- _Input for this task_
++++

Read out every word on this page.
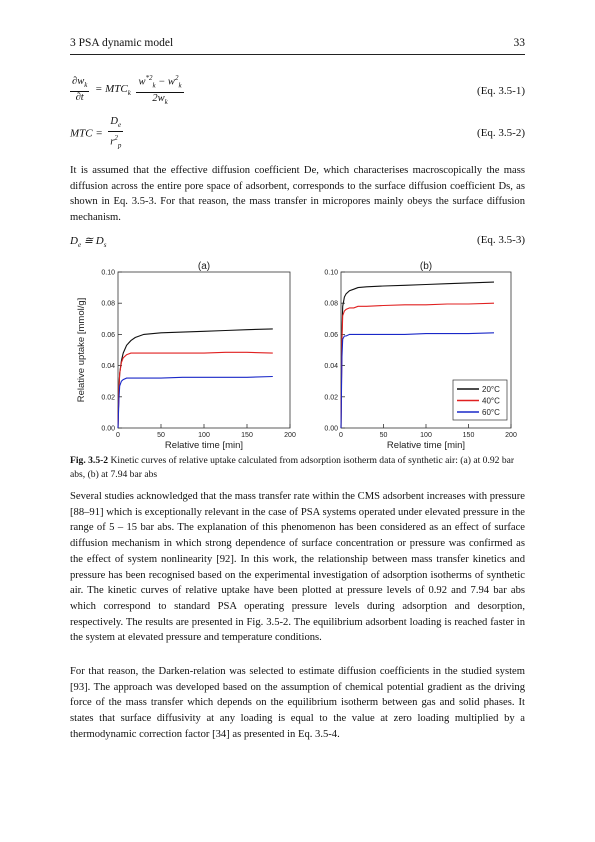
3 PSA dynamic model	33
$\frac{\partial w_k}{\partial t} = MTC_k \frac{w^{*2}_k - w^2_k}{2w_k}$	(Eq. 3.5-1)
MTC = $\frac{D_e}{r^2_p}$	(Eq. 3.5-2)
It is assumed that the effective diffusion coefficient De, which characterises macroscopically the mass diffusion across the entire pore space of adsorbent, corresponds to the surface diffusion coefficient Ds, as shown in Eq. 3.5-3. For that reason, the mass transfer in micropores mainly obeys the surface diffusion mechanism.
$D_e$ ≅ $D_s$	(Eq. 3.5-3)
(a)
0.00
0.02
0.04
0.06
0.08
0.10
0	50	100	150	200
Relative time [min]
Relative uptake [mmol/g]
(b)
0.00
0.02
0.04
0.06
0.08
0.10
0	50	100	150	200
Relative time [min]
20°C
40°C
60°C
Fig. 3.5-2 Kinetic curves of relative uptake calculated from adsorption isotherm data of synthetic air: (a) at 0.92 bar abs, (b) at 7.94 bar abs
Several studies acknowledged that the mass transfer rate within the CMS adsorbent increases with pressure [88–91] which is exceptionally relevant in the case of PSA systems operated under elevated pressure in the range of 5 – 15 bar abs. The explanation of this phenomenon has been considered as an effect of surface diffusion mechanism in which strong dependence of surface concentration or pressure was confirmed as the effect of system nonlinearity [92]. In this work, the relationship between mass transfer kinetics and pressure has been recognised based on the experimental investigation of adsorption isotherms of synthetic air. The kinetic curves of relative uptake have been plotted at pressure levels of 0.92 and 7.94 bar abs which correspond to standard PSA operating pressure levels during adsorption and desorption, respectively. The results are presented in Fig. 3.5-2. The equilibrium adsorbent loading is reached faster in the system at elevated pressure and temperature conditions.
For that reason, the Darken-relation was selected to estimate diffusion coefficients in the studied system [93]. The approach was developed based on the assumption of chemical potential gradient as the driving force of the mass transfer which depends on the equilibrium isotherm between gas and solid phases. It states that surface diffusivity at any loading is equal to the value at zero loading multiplied by a thermodynamic correction factor [34] as presented in Eq. 3.5-4.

++++

- _Instructions for the task_
Reproduce the material above in full, exactly, with no images.

- _Solution to this exercise_
Read out every word on this page.
3 PSA dynamic model	33
$\frac{\partial w_k}{\partial t} = MTC_k \frac{w^{*2}_k - w^2_k}{2w_k}$	(Eq. 3.5-1)
MTC = $\frac{D_e}{r^2_p}$	(Eq. 3.5-2)
It is assumed that the effective diffusion coefficient De, which characterises macroscopically the mass diffusion across the entire pore space of adsorbent, corresponds to the surface diffusion coefficient Ds, as shown in Eq. 3.5-3. For that reason, the mass transfer in micropores mainly obeys the surface diffusion mechanism.
$D_e$ ≅ $D_s$	(Eq. 3.5-3)
(a)
0.00
0.02
0.04
0.06
0.08
0.10
0	50	100	150	200
Relative time [min]
Relative uptake [mmol/g]
(b)
0.00
0.02
0.04
0.06
0.08
0.10
0	50	100	150	200
Relative time [min]
20°C
40°C
60°C
Fig. 3.5-2 Kinetic curves of relative uptake calculated from adsorption isotherm data of synthetic air: (a) at 0.92 bar abs, (b) at 7.94 bar abs
Several studies acknowledged that the mass transfer rate within the CMS adsorbent increases with pressure [88–91] which is exceptionally relevant in the case of PSA systems operated under elevated pressure in the range of 5 – 15 bar abs. The explanation of this phenomenon has been considered as an effect of surface diffusion mechanism in which strong dependence of surface concentration or pressure was confirmed as the effect of system nonlinearity [92]. In this work, the relationship between mass transfer kinetics and pressure has been recognised based on the experimental investigation of adsorption isotherms of synthetic air. The kinetic curves of relative uptake have been plotted at pressure levels of 0.92 and 7.94 bar abs which correspond to standard PSA operating pressure levels during adsorption and desorption, respectively. The results are presented in Fig. 3.5-2. The equilibrium adsorbent loading is reached faster in the system at elevated pressure and temperature conditions.
For that reason, the Darken-relation was selected to estimate diffusion coefficients in the studied system [93]. The approach was developed based on the assumption of chemical potential gradient as the driving force of the mass transfer which depends on the equilibrium isotherm between gas and solid phases. It states that surface diffusivity at any loading is equal to the value at zero loading multiplied by a thermodynamic correction factor [34] as presented in Eq. 3.5-4.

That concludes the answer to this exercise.